- _Your objective_
List every line of the records below that contains the word "boxes", copying each such line in full.

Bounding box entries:
▼

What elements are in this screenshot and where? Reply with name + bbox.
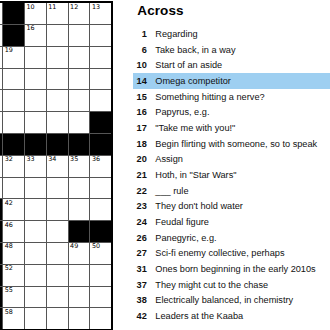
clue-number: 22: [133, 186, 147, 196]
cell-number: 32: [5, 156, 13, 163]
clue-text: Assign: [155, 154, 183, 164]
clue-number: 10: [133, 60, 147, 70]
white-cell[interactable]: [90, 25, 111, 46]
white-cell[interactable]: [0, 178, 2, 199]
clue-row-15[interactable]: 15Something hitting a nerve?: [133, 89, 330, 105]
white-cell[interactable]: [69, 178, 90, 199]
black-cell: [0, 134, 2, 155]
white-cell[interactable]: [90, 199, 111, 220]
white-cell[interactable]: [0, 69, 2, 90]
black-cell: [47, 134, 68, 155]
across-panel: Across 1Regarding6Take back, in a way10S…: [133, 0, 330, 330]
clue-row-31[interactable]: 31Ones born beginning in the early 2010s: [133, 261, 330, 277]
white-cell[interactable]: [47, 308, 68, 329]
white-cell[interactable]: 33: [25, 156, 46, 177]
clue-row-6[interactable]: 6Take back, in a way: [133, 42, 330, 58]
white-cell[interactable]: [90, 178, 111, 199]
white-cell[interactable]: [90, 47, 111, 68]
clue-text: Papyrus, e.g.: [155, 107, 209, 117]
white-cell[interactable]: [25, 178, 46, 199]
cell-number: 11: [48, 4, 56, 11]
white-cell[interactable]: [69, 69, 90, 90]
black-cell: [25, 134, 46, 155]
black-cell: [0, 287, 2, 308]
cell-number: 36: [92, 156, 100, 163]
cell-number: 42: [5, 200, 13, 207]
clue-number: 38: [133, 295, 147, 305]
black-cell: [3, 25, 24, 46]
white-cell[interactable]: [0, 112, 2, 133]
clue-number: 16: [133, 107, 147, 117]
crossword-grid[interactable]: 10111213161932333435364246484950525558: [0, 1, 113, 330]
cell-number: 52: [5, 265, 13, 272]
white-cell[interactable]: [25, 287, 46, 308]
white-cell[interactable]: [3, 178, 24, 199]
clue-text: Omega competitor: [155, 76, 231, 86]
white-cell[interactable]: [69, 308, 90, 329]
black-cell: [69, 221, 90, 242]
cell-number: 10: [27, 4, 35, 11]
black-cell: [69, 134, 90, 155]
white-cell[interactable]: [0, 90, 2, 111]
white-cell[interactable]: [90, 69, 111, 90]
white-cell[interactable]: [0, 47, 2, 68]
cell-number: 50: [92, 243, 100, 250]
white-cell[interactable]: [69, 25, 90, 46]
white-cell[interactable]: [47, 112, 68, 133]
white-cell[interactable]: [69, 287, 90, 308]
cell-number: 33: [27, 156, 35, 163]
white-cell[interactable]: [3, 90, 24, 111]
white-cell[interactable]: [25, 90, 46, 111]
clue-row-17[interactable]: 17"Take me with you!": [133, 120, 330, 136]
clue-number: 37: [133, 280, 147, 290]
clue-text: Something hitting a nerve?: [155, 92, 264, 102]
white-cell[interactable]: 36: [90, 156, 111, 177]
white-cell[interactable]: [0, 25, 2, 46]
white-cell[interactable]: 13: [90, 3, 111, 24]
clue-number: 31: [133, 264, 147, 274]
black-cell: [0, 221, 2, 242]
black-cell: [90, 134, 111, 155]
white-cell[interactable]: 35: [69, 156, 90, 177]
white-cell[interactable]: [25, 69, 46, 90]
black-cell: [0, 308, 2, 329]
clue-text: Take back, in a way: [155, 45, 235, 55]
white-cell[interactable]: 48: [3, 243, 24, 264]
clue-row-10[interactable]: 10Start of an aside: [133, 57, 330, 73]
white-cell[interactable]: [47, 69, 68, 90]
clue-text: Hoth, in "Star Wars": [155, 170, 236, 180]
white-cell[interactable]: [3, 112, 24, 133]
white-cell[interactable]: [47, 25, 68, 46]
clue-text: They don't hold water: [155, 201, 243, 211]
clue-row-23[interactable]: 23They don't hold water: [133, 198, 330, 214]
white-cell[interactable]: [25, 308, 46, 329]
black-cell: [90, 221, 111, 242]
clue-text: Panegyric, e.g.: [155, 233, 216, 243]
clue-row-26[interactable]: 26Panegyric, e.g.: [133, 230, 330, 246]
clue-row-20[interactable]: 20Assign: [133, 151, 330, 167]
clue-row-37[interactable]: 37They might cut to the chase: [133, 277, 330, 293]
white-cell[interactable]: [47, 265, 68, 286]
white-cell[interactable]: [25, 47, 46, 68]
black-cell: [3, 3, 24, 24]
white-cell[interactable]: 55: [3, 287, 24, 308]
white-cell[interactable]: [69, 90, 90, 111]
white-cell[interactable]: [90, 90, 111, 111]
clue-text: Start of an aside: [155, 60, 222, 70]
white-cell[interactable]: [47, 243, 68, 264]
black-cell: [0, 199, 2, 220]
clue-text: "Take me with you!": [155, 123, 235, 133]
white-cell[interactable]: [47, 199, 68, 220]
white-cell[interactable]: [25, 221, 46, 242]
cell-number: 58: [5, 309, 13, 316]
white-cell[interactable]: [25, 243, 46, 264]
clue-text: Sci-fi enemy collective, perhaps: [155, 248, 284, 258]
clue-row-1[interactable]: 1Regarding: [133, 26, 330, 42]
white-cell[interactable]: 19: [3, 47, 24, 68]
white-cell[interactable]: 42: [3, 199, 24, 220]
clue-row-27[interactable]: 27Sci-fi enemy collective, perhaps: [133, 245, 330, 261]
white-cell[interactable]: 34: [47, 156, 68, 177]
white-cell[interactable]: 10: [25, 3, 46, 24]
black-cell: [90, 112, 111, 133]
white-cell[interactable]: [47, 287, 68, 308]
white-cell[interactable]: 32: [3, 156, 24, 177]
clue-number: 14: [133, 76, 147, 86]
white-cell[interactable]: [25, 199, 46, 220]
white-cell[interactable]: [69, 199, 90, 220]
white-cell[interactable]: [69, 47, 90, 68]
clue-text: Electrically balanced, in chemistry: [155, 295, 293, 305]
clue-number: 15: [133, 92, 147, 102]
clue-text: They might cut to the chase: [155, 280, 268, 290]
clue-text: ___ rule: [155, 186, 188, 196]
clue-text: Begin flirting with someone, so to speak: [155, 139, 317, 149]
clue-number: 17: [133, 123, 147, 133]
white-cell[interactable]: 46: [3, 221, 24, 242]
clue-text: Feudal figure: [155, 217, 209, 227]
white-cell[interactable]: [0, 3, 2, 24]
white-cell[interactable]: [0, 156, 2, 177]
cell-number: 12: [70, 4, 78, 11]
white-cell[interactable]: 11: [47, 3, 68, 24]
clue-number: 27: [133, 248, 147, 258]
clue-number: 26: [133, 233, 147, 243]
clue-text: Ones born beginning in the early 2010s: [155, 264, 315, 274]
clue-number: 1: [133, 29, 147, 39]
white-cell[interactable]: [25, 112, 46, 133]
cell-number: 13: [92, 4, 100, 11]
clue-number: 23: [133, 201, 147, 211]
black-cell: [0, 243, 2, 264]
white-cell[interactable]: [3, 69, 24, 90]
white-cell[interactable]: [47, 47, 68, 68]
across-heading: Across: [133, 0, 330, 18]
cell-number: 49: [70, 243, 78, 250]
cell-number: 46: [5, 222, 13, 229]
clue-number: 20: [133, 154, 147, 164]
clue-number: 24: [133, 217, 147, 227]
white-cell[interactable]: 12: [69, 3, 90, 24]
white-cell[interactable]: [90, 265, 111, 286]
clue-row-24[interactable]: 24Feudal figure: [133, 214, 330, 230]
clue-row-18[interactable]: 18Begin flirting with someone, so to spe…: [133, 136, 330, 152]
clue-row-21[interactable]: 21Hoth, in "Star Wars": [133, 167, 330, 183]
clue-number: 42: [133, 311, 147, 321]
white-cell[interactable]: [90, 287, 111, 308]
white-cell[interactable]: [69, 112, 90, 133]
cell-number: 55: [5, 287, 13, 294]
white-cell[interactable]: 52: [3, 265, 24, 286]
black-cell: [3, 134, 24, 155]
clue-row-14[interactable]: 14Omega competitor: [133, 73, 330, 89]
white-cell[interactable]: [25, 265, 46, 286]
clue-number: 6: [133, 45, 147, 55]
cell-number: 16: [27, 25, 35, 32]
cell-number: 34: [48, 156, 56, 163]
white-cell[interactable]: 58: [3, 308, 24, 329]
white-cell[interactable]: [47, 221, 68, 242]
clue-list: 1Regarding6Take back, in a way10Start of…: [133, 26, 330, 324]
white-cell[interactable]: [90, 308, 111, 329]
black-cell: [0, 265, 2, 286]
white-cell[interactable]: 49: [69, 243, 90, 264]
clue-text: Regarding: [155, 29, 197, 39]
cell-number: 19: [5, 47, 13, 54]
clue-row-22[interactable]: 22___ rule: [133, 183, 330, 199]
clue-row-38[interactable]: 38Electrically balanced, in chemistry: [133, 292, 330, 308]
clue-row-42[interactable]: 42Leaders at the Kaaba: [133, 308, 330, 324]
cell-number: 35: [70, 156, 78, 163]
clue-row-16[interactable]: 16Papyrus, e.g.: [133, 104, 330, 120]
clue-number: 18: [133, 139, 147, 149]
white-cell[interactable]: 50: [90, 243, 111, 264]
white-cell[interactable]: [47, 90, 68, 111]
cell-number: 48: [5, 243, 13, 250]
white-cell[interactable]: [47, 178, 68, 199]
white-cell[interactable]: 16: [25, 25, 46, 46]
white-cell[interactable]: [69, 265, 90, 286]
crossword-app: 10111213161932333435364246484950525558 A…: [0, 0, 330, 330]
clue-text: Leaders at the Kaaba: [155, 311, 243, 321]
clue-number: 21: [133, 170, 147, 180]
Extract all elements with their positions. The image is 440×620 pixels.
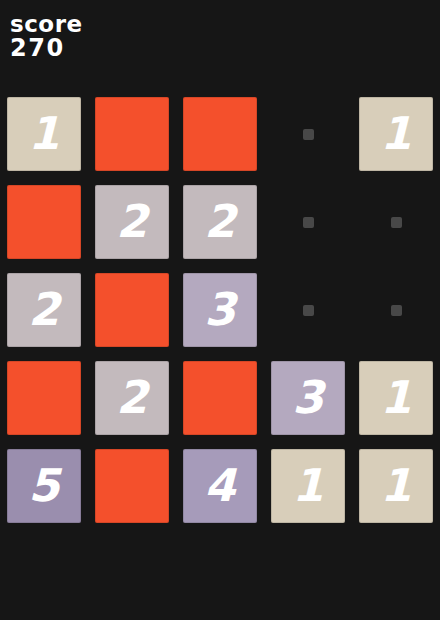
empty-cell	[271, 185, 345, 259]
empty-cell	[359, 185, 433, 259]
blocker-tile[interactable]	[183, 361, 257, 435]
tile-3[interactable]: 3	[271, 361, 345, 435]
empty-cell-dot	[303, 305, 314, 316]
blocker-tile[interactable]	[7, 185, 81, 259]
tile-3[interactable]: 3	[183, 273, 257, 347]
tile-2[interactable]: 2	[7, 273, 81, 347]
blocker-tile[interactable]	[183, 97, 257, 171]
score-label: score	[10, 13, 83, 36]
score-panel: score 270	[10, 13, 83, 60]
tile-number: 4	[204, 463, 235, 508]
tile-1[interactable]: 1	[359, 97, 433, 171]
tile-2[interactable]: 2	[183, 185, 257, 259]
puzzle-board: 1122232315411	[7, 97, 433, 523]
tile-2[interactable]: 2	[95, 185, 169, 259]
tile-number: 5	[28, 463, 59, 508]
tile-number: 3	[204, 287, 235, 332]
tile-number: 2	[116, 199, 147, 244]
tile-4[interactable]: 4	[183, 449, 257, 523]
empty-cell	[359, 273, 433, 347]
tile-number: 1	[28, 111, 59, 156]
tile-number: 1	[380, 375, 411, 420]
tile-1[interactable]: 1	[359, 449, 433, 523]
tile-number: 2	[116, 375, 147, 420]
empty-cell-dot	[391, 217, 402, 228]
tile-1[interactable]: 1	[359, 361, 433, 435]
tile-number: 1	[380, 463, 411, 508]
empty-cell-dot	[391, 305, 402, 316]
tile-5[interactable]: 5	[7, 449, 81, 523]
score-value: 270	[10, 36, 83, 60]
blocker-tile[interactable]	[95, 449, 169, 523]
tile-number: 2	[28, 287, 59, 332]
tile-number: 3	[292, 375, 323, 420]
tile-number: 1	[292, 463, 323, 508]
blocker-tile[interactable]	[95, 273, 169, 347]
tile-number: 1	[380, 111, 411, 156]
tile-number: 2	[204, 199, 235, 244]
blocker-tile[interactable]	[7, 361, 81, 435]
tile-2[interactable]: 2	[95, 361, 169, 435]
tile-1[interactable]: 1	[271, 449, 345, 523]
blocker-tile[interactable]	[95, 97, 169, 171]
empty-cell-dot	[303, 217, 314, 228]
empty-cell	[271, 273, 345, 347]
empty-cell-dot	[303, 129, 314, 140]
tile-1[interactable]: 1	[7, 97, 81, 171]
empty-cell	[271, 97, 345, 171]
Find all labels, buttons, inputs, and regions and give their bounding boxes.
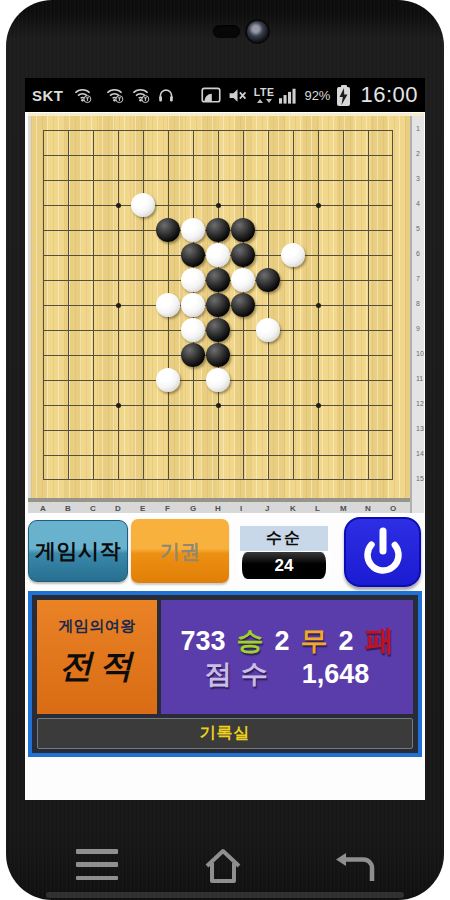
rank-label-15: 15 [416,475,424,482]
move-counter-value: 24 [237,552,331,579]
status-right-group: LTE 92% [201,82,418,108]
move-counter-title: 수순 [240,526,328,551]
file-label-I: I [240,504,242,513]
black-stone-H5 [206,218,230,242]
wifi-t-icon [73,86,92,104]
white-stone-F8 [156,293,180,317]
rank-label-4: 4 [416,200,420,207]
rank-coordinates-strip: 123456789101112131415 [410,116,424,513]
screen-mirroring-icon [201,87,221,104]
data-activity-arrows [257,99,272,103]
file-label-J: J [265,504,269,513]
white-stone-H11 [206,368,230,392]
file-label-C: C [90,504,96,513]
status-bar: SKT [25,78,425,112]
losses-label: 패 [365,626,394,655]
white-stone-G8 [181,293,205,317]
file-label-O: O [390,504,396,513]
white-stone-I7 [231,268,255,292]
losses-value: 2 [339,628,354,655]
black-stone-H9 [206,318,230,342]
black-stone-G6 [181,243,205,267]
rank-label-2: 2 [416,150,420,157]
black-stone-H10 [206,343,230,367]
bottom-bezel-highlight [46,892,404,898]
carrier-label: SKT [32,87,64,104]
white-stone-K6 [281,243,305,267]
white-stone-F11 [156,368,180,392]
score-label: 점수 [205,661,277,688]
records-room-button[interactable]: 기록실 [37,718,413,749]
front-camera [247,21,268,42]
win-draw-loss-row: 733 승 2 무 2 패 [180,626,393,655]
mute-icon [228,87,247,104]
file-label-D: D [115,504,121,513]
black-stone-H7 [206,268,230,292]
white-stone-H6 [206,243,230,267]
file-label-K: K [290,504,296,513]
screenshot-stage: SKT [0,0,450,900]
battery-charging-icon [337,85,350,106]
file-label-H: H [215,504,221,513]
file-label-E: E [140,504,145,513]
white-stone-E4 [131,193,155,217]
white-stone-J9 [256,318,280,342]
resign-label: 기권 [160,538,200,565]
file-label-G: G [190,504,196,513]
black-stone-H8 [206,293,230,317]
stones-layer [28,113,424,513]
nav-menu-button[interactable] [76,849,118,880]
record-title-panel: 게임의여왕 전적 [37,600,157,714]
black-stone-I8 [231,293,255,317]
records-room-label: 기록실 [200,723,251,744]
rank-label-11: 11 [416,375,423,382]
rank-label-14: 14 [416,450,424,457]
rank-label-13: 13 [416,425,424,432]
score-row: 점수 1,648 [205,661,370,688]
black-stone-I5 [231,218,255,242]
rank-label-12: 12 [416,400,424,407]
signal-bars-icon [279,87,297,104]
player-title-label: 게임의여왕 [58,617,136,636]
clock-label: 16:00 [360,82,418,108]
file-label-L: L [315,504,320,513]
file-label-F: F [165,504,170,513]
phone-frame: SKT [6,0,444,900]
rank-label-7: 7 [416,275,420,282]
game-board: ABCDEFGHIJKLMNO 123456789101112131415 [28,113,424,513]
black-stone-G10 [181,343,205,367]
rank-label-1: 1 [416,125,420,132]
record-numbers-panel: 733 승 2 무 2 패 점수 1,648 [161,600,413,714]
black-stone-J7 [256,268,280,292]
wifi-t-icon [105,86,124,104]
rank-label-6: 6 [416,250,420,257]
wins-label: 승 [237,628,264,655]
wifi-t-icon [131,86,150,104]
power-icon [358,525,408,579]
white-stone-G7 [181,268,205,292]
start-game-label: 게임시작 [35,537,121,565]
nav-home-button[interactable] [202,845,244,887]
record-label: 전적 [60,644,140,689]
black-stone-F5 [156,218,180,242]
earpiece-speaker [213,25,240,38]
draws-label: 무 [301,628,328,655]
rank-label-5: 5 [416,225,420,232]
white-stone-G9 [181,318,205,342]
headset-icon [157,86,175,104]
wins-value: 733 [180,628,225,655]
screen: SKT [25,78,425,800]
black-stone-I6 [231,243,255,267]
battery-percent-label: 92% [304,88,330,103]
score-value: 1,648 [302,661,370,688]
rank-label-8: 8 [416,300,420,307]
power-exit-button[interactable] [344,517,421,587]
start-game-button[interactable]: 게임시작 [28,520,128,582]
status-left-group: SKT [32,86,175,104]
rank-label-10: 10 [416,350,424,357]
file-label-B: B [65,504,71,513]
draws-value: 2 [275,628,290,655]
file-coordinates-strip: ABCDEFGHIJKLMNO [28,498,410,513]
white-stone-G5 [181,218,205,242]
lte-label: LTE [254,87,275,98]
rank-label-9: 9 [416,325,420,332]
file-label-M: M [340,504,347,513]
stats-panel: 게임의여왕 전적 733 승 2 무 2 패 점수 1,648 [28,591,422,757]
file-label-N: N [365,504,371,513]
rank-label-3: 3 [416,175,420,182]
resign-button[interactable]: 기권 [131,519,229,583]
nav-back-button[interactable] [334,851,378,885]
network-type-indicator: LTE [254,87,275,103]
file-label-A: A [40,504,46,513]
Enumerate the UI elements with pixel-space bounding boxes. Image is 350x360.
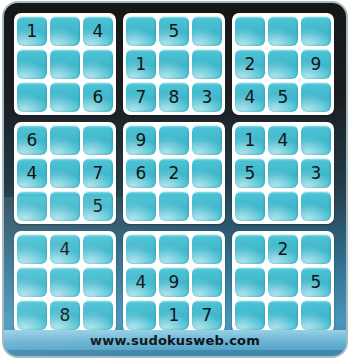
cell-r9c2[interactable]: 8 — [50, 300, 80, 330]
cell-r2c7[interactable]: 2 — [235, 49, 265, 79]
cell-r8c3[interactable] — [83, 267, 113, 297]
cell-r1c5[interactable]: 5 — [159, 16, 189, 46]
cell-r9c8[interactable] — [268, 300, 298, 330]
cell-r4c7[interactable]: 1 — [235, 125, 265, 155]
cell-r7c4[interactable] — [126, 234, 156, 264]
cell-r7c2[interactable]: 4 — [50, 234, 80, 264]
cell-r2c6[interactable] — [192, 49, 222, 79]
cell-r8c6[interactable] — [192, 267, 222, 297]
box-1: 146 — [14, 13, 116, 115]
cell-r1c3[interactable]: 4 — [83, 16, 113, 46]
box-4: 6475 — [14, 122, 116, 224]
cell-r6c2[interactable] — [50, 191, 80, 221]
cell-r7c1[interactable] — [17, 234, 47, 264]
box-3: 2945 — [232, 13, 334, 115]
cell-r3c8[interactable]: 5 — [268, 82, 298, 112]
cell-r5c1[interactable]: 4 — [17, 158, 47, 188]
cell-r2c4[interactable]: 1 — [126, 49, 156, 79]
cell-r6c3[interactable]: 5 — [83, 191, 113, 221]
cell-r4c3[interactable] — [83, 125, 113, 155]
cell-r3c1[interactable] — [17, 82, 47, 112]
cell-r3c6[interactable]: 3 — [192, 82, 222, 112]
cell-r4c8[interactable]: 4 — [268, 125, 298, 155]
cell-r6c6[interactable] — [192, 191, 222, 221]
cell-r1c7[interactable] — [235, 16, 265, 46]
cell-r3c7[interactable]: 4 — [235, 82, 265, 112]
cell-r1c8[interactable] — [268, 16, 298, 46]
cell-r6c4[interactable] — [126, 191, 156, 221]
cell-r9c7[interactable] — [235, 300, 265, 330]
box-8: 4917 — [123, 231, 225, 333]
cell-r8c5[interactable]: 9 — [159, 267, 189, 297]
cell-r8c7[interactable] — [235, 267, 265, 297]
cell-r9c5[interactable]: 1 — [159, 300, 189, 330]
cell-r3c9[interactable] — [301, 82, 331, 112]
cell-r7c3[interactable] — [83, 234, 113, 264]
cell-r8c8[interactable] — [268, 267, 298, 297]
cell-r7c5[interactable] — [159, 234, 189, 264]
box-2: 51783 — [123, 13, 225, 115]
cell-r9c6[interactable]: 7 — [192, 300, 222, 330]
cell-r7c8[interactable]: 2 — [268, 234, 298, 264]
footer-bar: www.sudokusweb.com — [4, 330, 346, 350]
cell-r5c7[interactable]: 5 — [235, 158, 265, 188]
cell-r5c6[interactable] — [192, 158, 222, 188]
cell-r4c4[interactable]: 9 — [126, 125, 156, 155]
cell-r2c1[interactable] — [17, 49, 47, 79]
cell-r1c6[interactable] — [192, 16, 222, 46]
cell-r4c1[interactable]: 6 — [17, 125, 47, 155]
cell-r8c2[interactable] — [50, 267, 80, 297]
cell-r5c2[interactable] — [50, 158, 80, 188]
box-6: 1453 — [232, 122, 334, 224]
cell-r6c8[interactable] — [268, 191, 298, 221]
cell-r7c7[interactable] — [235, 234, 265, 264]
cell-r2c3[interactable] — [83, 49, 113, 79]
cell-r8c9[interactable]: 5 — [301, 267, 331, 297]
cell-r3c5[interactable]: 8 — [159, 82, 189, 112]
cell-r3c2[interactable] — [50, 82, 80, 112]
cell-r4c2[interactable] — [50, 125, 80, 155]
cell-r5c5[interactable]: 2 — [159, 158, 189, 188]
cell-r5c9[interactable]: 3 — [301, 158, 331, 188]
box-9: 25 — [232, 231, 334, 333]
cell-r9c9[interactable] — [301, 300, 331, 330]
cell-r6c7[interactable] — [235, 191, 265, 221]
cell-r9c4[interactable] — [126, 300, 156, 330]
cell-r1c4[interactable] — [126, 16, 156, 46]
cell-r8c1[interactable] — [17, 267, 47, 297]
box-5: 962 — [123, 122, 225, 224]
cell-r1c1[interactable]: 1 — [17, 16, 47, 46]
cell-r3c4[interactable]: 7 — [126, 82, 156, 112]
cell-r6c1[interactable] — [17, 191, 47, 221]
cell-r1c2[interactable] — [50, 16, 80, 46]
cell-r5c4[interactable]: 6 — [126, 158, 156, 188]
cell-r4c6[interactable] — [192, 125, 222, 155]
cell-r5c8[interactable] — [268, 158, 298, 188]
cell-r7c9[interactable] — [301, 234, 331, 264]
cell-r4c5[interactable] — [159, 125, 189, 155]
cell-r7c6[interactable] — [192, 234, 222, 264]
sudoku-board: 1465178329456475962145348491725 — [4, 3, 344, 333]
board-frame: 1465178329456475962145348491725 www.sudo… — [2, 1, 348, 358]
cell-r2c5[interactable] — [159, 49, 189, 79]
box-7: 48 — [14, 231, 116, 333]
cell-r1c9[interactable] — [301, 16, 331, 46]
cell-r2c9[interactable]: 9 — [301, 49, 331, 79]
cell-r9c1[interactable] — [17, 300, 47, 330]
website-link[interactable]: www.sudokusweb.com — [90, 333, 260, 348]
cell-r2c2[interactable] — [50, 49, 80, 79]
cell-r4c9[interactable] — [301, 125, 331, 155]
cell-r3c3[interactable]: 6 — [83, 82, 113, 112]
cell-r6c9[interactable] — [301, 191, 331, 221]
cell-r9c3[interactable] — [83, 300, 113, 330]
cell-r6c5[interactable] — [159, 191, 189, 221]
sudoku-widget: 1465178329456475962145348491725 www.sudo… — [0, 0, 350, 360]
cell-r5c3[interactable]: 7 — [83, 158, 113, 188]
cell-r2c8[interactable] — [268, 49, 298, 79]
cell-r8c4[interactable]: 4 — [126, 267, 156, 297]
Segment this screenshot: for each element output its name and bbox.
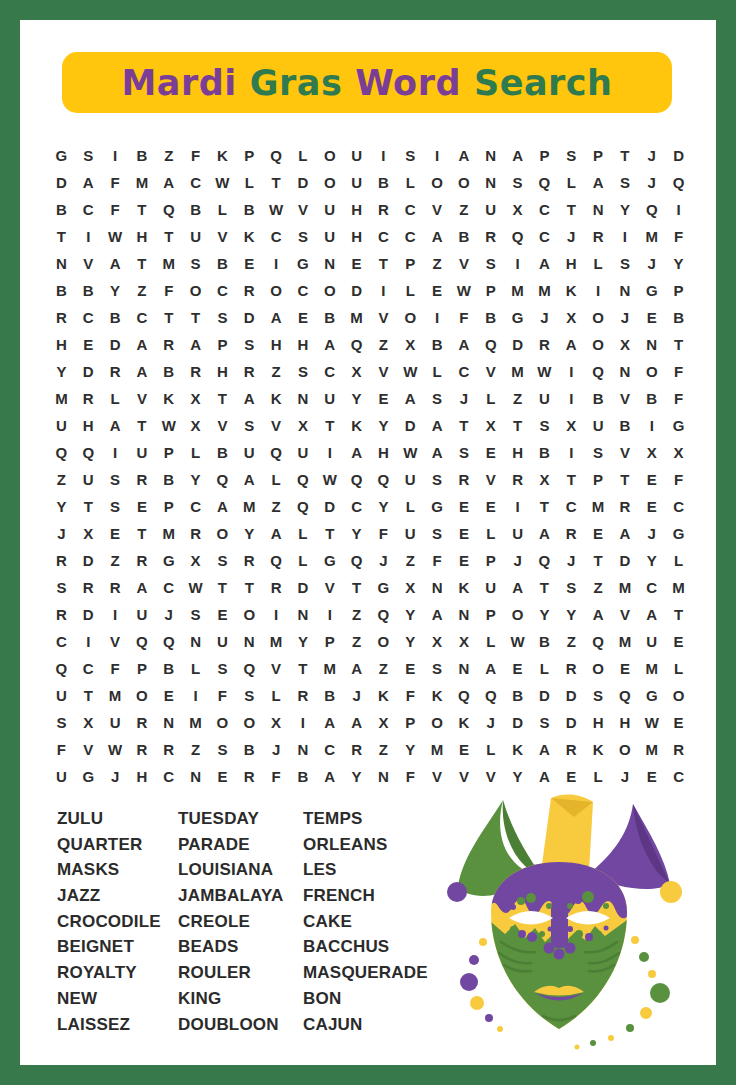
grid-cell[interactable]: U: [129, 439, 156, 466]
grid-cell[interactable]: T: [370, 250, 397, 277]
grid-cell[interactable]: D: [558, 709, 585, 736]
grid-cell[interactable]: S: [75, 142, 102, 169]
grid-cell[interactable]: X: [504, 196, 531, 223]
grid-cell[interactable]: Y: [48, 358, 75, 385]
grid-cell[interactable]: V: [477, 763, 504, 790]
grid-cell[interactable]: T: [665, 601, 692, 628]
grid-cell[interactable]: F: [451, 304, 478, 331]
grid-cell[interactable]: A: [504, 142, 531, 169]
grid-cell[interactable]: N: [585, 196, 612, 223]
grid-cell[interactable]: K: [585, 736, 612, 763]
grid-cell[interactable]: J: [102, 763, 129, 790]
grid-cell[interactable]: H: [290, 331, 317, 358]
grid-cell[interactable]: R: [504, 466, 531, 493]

▲

- _Task answer_
Find all labels, buttons, inputs, and regions and give their bounding boxes.
Enumerate the UI elements with pixel-space bounding boxes. Image is 350x360.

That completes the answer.